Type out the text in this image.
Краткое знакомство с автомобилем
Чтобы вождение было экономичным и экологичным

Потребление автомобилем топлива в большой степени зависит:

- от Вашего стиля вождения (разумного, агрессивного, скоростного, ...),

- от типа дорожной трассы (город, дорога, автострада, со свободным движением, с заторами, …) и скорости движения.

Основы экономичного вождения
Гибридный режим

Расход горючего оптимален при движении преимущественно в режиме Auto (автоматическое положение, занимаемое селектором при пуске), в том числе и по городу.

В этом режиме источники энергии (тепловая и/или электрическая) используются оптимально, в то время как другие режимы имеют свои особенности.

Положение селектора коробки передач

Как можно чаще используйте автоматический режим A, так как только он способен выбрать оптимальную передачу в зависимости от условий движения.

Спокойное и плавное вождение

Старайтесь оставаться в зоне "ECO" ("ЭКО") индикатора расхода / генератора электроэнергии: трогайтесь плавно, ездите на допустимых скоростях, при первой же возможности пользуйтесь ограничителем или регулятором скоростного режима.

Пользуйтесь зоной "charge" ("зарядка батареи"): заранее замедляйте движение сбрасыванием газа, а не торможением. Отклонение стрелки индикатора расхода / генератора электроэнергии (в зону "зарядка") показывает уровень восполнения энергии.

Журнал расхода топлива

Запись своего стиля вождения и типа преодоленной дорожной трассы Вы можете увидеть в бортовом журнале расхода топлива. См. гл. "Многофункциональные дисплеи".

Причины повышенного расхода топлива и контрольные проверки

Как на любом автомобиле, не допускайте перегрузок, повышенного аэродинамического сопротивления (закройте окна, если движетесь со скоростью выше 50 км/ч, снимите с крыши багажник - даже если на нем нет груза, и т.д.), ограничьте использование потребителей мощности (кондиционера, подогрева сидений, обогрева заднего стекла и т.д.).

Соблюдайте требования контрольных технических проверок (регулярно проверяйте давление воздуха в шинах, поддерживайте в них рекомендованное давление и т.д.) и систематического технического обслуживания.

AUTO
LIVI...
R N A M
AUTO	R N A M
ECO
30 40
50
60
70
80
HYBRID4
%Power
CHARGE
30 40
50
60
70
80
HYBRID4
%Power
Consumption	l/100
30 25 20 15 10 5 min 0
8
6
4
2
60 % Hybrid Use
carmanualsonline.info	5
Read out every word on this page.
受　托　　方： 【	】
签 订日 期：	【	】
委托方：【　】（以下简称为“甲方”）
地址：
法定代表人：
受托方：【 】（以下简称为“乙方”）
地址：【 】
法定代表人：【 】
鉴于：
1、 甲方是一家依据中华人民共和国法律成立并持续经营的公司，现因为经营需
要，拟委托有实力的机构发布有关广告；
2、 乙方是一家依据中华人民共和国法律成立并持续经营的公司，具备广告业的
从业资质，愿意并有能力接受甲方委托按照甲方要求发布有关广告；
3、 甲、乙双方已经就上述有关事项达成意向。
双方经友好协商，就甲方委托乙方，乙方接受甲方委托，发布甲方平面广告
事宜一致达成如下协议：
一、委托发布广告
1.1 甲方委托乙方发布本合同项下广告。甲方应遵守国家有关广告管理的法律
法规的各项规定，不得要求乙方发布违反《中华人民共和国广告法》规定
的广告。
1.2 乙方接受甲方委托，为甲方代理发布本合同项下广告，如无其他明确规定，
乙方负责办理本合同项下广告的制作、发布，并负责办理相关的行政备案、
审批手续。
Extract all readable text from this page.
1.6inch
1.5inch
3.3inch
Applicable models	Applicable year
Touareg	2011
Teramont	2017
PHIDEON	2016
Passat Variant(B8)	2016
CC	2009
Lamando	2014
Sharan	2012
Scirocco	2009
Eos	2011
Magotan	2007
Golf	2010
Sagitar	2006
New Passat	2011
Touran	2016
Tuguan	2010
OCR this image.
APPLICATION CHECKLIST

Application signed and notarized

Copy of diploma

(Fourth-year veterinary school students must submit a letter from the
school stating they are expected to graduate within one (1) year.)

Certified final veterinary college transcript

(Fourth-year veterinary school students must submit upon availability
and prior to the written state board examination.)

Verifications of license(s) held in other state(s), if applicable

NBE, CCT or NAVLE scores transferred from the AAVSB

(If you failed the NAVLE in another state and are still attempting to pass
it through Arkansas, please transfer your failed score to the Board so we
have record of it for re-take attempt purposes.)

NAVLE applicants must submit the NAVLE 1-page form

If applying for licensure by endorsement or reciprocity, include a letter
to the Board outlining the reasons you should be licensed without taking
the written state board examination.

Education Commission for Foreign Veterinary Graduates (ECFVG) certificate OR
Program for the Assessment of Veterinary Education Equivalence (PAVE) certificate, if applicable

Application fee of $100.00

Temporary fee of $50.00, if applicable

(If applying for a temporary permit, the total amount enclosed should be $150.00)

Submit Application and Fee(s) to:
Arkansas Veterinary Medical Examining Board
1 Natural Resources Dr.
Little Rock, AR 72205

What the task requires: Copy out each line that contains the word "image".

Response to the exercise:
Type out the text in this image.
OCR this image.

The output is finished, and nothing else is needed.